- **Written request A**
According to the page on AzequiaMPI below, which tool does AzequiaMPI use to bind threads to processors?
- **Written request B**
In the AzequiaMPI page below, print the passage from "AzequiaMPI runs on" up to and including "the download section.".
- **Written request C**
Write a continuation of the AzequiaMPI page below, starting right after its final sentence.

- **Document section**
○ ○ ○

A+ A A-

Azequia Azequia

A Thread-Based Implementation of the Message Passing Interface (MPI-1) Standard



AzequiaMPI is a thread-based full implementation of the Message Passing Interface (MPI-1) standard. It is being built through the knowledge gained in the study of the code and design of MPICH2, Open MPI and other implementations, like TOMPI, TMPI, MPC-MPI, and several more. The most inportant characteristic of the implementation is that built every MPI node as a thread, and not as an operating system process.

AzequiaMPI has three main layers:

  • The kernel, called IDSP or Azequia, provides point to point communication and RPC-based group and thread management. Implements two versions, a BLK kernel implementing a concurrency model based on POSIX 1003.1c threads primitives, and a LFQ kernel, implementing synchronization through non-blocking lock-free structures. The kernel can be used directly from applications, avoiding MPI interface.
  • INET, or Network Interface, that implements network facilities. It is under development, based on the study and experiences with the Open MPI BTLs. Our goal is provide TCP/IP and Infiniband facilities.
  • MPI Interface, upon two layers above, provides MPI semantics to applications.

AzequiaMPI layers design

AzequiaMPI uses other tools:

  • Process Manager Interface (from MPICH2) through MPD (Multi-Purpouse Daemon). It is used for launching applications in cluster environments.
  • HWLOC (HardWare Locality) from Open MPI project. It is used for binding threads to processors.
  • Etc.


Design model

AzequiaMPI implements an MPI endpoint as a thread, launching a container process in each shared memory machine. Figure shows current implementation models of MPI (P is process with a rank, T is a process with a rank and th is a thread without MPI weight).

Process-based MPI

Process-based MPI

Hybrid model

Hybrid model

Thread-based MPI

Thread-based MPI

Current work

1. Improving several aspects of the implementation:

  • Collective operations
  • Static Variables issues through pre-compiling and other techniques
  • Datatype and packing in shared memory thread communication
  • Adding MPI-2 features supported by threads (e.g. One Sided Communication)
  • Profiling tools

2. Adding network (TCP/IP and Infiniband) support to the implementation.

3. AzequiaMPI is now being ported to a TCP/IP FPGA cluster on top of hardware cores PowerPC.


AzequiaMPI runs on different platforms:

  1. Linux based clusters.
  2. Heterogeneous DSPs/FPGAs multicomputers from Sundance company.
  3. Xilkernel/Petalinux operating systems on top of Microblaze software processor in Xilinx FPGAs.
  4. Texas Instruments C6000 DSPs on top of DSP/BIOS. For implementing Pthread semantic upon DSP/BIOS semaphores we developed OSI (Operating System Interface).

>You can get latest versions from the download section.


AzequiaMPI performance has been compared to other implementations, process and thread based. Latency and bandwidth in shared memory take advance of thread common address space. A set of figures are presented below, showing snapshots of the development.

○ ○ ○

- **Dataset excerpts**
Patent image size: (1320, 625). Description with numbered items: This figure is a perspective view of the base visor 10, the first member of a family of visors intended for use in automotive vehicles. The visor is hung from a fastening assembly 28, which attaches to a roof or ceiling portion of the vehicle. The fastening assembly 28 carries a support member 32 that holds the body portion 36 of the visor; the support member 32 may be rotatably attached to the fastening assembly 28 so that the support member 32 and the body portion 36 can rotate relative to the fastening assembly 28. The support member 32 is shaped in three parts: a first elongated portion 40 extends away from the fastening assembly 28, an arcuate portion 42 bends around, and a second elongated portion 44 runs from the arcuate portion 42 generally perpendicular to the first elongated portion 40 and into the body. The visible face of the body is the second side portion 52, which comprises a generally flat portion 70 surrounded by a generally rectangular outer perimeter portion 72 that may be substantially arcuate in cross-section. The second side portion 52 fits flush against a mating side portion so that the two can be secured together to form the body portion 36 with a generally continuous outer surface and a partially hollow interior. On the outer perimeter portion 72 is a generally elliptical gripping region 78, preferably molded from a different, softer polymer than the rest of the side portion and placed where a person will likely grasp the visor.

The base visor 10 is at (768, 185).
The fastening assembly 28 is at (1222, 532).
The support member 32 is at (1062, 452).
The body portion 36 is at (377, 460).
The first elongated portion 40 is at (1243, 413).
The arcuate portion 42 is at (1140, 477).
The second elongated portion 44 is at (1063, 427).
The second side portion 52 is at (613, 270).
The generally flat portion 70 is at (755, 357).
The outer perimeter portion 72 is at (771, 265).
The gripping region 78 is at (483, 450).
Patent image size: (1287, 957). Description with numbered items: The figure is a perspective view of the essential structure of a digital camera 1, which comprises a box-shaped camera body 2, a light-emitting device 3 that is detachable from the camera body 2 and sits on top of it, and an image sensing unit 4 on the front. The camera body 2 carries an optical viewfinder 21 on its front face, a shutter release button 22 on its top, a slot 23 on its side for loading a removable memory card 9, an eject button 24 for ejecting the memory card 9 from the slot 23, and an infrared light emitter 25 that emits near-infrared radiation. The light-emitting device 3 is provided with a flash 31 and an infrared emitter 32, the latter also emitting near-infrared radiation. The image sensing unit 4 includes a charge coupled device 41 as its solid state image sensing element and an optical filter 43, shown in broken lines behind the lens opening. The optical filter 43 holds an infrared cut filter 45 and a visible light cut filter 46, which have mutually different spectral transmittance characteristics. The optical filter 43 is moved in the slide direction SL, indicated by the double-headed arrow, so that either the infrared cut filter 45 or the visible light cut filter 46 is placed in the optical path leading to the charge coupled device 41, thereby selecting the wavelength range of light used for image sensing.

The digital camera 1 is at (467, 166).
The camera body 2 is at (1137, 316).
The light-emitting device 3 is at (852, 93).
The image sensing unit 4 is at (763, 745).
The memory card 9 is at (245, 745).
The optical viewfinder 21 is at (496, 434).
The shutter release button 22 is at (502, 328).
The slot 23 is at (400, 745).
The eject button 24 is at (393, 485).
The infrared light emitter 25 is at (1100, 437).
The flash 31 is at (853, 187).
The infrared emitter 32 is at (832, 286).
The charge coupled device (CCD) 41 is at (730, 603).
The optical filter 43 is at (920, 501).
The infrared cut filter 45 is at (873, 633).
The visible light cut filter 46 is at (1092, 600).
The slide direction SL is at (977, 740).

○ ○ ○

- **Exercise answer A**
HWLOC (HardWare Locality), from the Open MPI project.

- **Exercise answer B**
AzequiaMPI runs on different platforms:

  1. Linux based clusters.
  2. Heterogeneous DSPs/FPGAs multicomputers from Sundance company.
  3. Xilkernel/Petalinux operating systems on top of Microblaze software processor in Xilinx FPGAs.
  4. Texas Instruments C6000 DSPs on top of DSP/BIOS. For implementing Pthread semantic upon DSP/BIOS semaphores we developed OSI (Operating System Interface).

>You can get latest versions from the download section.

- **Exercise answer C**
Microbenchmarks performance

July 2011. We are studying one-copy mechanisms for communicating processes in shared memory multicore computers, and algorithms from some implementations, in an Intel Nehalem dual socket quad-core E5620 (shared memory) with 12 MBytes cache size. We explore SMARTMAT, LiMIC2, and KNEM under Open MPI and MPICH2, as well as other thread based implementations like MPC-MPI.

Figures show results from initial research in latency and bandwidth for point to point communication and some collectives with one-to-all and all-to-one patterns. Note that we use binding for ranks to processors in round robin (rank i to core i, not SMT), collectives are executed with 8 ranks. Note as well different color order in figures:

Netpipe pingpong latency Netpipe pingpong bandwidth
IMB broadcast latency IMB broadcast bandwidth
IMB Reduce bandwidth IMB Gather bandwidth

We are working in designing and implementation of new algorithm for taking advance of thread in shared memory for collective communication.

Euroben Matrix Product Performance

July 2011. Next figures show Euroben benchmark performance measurements. Euroben benchmark does a matrix product using different communication mechanisms provided by MPI. Benchmark gives some weight to communication time, so expect an improvement for implementations of MPI with higher communication performance.

All tests are run with 8 ranks in a Intel Nehalem (E5620) two-socket quad-core machine, with 12 MB of L3 cache. All ranks are bind to processors (rank i to processor i without SMT).

Next figures shows a matrix product using standard communication (MPI_Send/MPI_Recv) of data between tasks. Also relative performance compared to AzequiaMPI is showed. X-axis shows the square matrix side size. A table with bytes sended for each matrix side size is provided.

Side Size Bytes Size
16 256 B
32 1 KB
64 4 KB
128 16 KB
256 64 KB
512 256 KB
1024 1 MB
2048 4 MB
4096 16 MB
Euroben !D Matrix Product (standard) Euroben 1D Matrix Multiplication (standard) Relative

Next figures shows a matrix product where data between tasks is communicated by MPI broadcast collective operation. Relative performance compared to AzequiaMPI is showed as well. All parameters are the same as figures above.

Euroben !D Matrix Product (broadcast) Euroben 1D Matrix Multiplication (broadcast) Relative

HPL and NAS benchmarks performance

July 2011. Next figures show realistic performance measurements through High Perfomance Linpack (HPL) and NAS Parallel Benchmarks (NPB). Low communication weight in these benchmarks result in no virtual differences between implementations.

Both benchmarks are run in an Intel Nehalem dual-socket quad-core machine (E5620) with 12 MB of L3 cache. 8 tasks run with binding of tasks to processors (rank i to processor i without SMT).

Althought we choose NPB SP multizone benchmark, flat MPI is used, with 8 ranks and no OpenMP threads.

HPL run with following parameters: N=20.000, NB=16, PxQ=2x4 and 1-ring broadcast.

NPB SP Multizone class D HPL 2x4 1-ring


Additional information

We are interested in High Performance Computing software research and development. The International Exascale Software Project group has defined a roadmap for coordinating efforts from the international open source software community to create a software environment to exploit exascale systems in next years. We are interested in aspects from this roadmap and their development inside our projects.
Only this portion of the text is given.